* **RECORDS SUPPLIED**:
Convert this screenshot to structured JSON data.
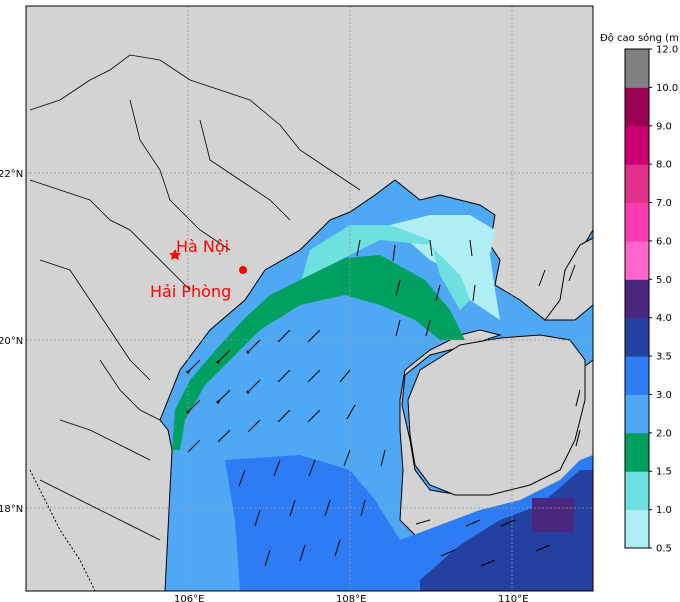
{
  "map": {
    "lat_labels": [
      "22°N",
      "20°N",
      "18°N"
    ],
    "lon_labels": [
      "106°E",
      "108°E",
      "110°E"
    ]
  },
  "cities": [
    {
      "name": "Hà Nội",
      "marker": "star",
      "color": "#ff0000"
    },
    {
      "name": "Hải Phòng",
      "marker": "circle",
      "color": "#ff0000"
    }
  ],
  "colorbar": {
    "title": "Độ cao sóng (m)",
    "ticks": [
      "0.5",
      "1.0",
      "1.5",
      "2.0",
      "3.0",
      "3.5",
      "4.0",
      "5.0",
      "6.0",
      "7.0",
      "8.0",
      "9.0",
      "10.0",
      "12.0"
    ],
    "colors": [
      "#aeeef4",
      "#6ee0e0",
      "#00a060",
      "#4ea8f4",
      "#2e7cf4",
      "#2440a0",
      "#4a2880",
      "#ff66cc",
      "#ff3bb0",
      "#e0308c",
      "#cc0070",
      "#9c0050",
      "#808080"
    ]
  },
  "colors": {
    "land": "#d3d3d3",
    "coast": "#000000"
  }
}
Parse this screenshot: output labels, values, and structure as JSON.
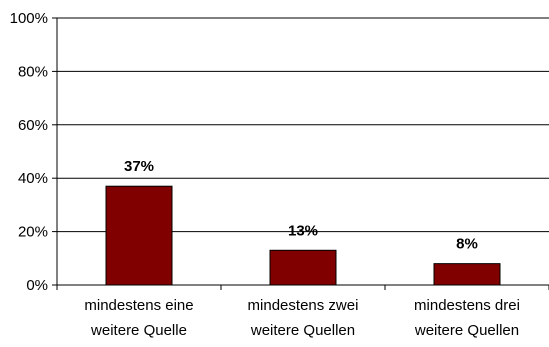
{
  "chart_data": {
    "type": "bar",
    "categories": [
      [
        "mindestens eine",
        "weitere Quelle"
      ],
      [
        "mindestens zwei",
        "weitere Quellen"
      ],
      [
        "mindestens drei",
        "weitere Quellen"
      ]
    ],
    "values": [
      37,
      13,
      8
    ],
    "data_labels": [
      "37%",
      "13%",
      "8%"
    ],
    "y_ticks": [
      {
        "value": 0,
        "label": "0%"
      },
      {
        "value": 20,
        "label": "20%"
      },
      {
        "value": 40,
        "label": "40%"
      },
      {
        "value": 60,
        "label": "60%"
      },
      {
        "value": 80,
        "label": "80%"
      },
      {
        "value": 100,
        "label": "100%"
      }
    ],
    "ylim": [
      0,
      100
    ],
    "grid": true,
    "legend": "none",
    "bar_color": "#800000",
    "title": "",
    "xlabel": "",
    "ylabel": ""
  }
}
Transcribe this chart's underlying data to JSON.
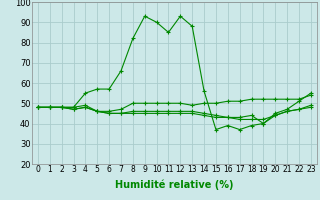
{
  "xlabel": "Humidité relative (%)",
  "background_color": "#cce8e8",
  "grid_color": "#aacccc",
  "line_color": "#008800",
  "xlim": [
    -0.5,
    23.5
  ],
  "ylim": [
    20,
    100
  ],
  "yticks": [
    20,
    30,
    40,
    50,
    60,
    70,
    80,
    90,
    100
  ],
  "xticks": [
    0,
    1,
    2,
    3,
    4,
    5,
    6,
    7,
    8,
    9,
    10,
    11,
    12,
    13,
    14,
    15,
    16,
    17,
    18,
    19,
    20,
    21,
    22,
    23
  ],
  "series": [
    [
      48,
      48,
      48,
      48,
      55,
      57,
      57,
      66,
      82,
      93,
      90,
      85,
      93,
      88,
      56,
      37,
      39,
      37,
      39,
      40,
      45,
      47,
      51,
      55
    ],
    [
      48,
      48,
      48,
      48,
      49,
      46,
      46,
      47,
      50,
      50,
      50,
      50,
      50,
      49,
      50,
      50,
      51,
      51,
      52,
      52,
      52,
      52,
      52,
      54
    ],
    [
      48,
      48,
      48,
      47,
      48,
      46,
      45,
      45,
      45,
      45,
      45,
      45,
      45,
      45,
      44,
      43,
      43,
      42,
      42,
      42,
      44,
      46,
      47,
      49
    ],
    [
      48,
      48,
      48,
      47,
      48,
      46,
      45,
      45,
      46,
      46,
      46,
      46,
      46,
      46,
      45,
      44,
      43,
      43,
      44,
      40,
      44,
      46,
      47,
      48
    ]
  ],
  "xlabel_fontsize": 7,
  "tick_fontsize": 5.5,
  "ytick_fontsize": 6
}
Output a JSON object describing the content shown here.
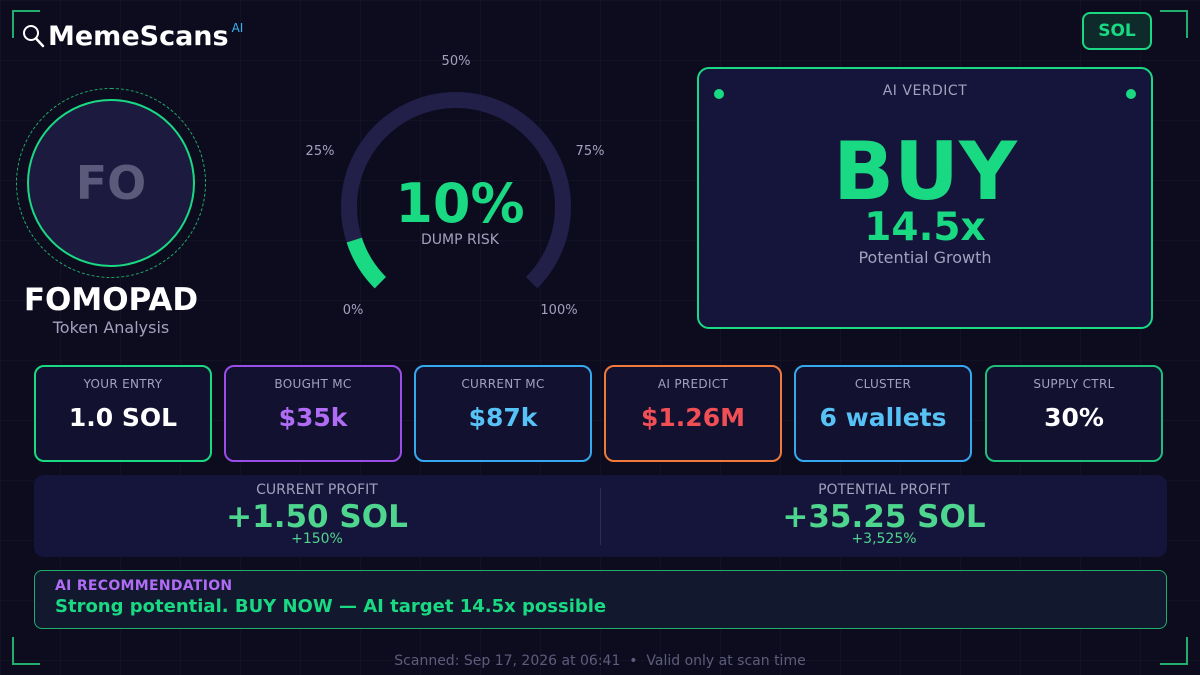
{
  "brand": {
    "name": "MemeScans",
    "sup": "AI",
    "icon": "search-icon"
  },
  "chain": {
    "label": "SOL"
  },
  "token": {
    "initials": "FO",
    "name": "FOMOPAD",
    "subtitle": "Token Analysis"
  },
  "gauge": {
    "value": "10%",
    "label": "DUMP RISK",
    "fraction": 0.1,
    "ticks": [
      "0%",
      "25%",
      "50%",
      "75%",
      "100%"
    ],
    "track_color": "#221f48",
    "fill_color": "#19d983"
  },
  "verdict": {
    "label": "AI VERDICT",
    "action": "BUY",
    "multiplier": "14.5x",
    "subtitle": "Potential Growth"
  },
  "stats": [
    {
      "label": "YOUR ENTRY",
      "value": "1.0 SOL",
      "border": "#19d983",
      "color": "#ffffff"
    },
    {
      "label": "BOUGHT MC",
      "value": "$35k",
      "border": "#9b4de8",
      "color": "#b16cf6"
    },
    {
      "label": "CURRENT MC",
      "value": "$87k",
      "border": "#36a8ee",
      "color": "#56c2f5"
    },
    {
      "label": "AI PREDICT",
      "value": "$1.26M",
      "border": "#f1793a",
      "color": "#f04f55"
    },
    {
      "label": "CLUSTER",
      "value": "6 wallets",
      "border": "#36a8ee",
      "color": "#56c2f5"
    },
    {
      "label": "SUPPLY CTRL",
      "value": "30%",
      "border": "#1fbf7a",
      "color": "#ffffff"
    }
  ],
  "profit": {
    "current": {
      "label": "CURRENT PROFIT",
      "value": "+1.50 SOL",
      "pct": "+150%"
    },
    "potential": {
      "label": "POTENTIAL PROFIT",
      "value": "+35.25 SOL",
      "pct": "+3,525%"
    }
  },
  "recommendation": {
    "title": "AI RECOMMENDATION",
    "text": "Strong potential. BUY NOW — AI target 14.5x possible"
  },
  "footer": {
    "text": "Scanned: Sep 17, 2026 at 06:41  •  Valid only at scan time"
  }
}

* **STATED PROBLEM**: Go through the listing above and quote it exactly, apart from its images.

* **ANSWER IN FULL**:
Convert this screenshot to structured JSON data.
{
  "map": {
    "lat_labels": [
      "22°N",
      "20°N",
      "18°N"
    ],
    "lon_labels": [
      "106°E",
      "108°E",
      "110°E"
    ]
  },
  "cities": [
    {
      "name": "Hà Nội",
      "marker": "star",
      "color": "#ff0000"
    },
    {
      "name": "Hải Phòng",
      "marker": "circle",
      "color": "#ff0000"
    }
  ],
  "colorbar": {
    "title": "Độ cao sóng (m)",
    "ticks": [
      "0.5",
      "1.0",
      "1.5",
      "2.0",
      "3.0",
      "3.5",
      "4.0",
      "5.0",
      "6.0",
      "7.0",
      "8.0",
      "9.0",
      "10.0",
      "12.0"
    ],
    "colors": [
      "#aeeef4",
      "#6ee0e0",
      "#00a060",
      "#4ea8f4",
      "#2e7cf4",
      "#2440a0",
      "#4a2880",
      "#ff66cc",
      "#ff3bb0",
      "#e0308c",
      "#cc0070",
      "#9c0050",
      "#808080"
    ]
  },
  "colors": {
    "land": "#d3d3d3",
    "coast": "#000000"
  }
}
Parse this screenshot: output labels, values, and structure as JSON.
{
  "chart_data": {
    "type": "bar",
    "categories": [
      [
        "mindestens eine",
        "weitere Quelle"
      ],
      [
        "mindestens zwei",
        "weitere Quellen"
      ],
      [
        "mindestens drei",
        "weitere Quellen"
      ]
    ],
    "values": [
      37,
      13,
      8
    ],
    "data_labels": [
      "37%",
      "13%",
      "8%"
    ],
    "y_ticks": [
      {
        "value": 0,
        "label": "0%"
      },
      {
        "value": 20,
        "label": "20%"
      },
      {
        "value": 40,
        "label": "40%"
      },
      {
        "value": 60,
        "label": "60%"
      },
      {
        "value": 80,
        "label": "80%"
      },
      {
        "value": 100,
        "label": "100%"
      }
    ],
    "ylim": [
      0,
      100
    ],
    "grid": true,
    "legend": "none",
    "bar_color": "#800000",
    "title": "",
    "xlabel": "",
    "ylabel": ""
  }
}
Transcribe this chart's underlying data to JSON.
{
  "xlabel": "Humidité relative (%)",
  "background_color": "#cce8e8",
  "grid_color": "#aacccc",
  "line_color": "#008800",
  "xlim": [
    -0.5,
    23.5
  ],
  "ylim": [
    20,
    100
  ],
  "yticks": [
    20,
    30,
    40,
    50,
    60,
    70,
    80,
    90,
    100
  ],
  "xticks": [
    0,
    1,
    2,
    3,
    4,
    5,
    6,
    7,
    8,
    9,
    10,
    11,
    12,
    13,
    14,
    15,
    16,
    17,
    18,
    19,
    20,
    21,
    22,
    23
  ],
  "series": [
    [
      48,
      48,
      48,
      48,
      55,
      57,
      57,
      66,
      82,
      93,
      90,
      85,
      93,
      88,
      56,
      37,
      39,
      37,
      39,
      40,
      45,
      47,
      51,
      55
    ],
    [
      48,
      48,
      48,
      48,
      49,
      46,
      46,
      47,
      50,
      50,
      50,
      50,
      50,
      49,
      50,
      50,
      51,
      51,
      52,
      52,
      52,
      52,
      52,
      54
    ],
    [
      48,
      48,
      48,
      47,
      48,
      46,
      45,
      45,
      45,
      45,
      45,
      45,
      45,
      45,
      44,
      43,
      43,
      42,
      42,
      42,
      44,
      46,
      47,
      49
    ],
    [
      48,
      48,
      48,
      47,
      48,
      46,
      45,
      45,
      46,
      46,
      46,
      46,
      46,
      46,
      45,
      44,
      43,
      43,
      44,
      40,
      44,
      46,
      47,
      48
    ]
  ],
  "xlabel_fontsize": 7,
  "tick_fontsize": 5.5,
  "ytick_fontsize": 6
}
Output a JSON object describing the content shown here.
{
  "brand": {
    "name": "MemeScans",
    "sup": "AI",
    "icon": "search-icon"
  },
  "chain": {
    "label": "SOL"
  },
  "token": {
    "initials": "FO",
    "name": "FOMOPAD",
    "subtitle": "Token Analysis"
  },
  "gauge": {
    "value": "10%",
    "label": "DUMP RISK",
    "fraction": 0.1,
    "ticks": [
      "0%",
      "25%",
      "50%",
      "75%",
      "100%"
    ],
    "track_color": "#221f48",
    "fill_color": "#19d983"
  },
  "verdict": {
    "label": "AI VERDICT",
    "action": "BUY",
    "multiplier": "14.5x",
    "subtitle": "Potential Growth"
  },
  "stats": [
    {
      "label": "YOUR ENTRY",
      "value": "1.0 SOL",
      "border": "#19d983",
      "color": "#ffffff"
    },
    {
      "label": "BOUGHT MC",
      "value": "$35k",
      "border": "#9b4de8",
      "color": "#b16cf6"
    },
    {
      "label": "CURRENT MC",
      "value": "$87k",
      "border": "#36a8ee",
      "color": "#56c2f5"
    },
    {
      "label": "AI PREDICT",
      "value": "$1.26M",
      "border": "#f1793a",
      "color": "#f04f55"
    },
    {
      "label": "CLUSTER",
      "value": "6 wallets",
      "border": "#36a8ee",
      "color": "#56c2f5"
    },
    {
      "label": "SUPPLY CTRL",
      "value": "30%",
      "border": "#1fbf7a",
      "color": "#ffffff"
    }
  ],
  "profit": {
    "current": {
      "label": "CURRENT PROFIT",
      "value": "+1.50 SOL",
      "pct": "+150%"
    },
    "potential": {
      "label": "POTENTIAL PROFIT",
      "value": "+35.25 SOL",
      "pct": "+3,525%"
    }
  },
  "recommendation": {
    "title": "AI RECOMMENDATION",
    "text": "Strong potential. BUY NOW — AI target 14.5x possible"
  },
  "footer": {
    "text": "Scanned: Sep 17, 2026 at 06:41  •  Valid only at scan time"
  }
}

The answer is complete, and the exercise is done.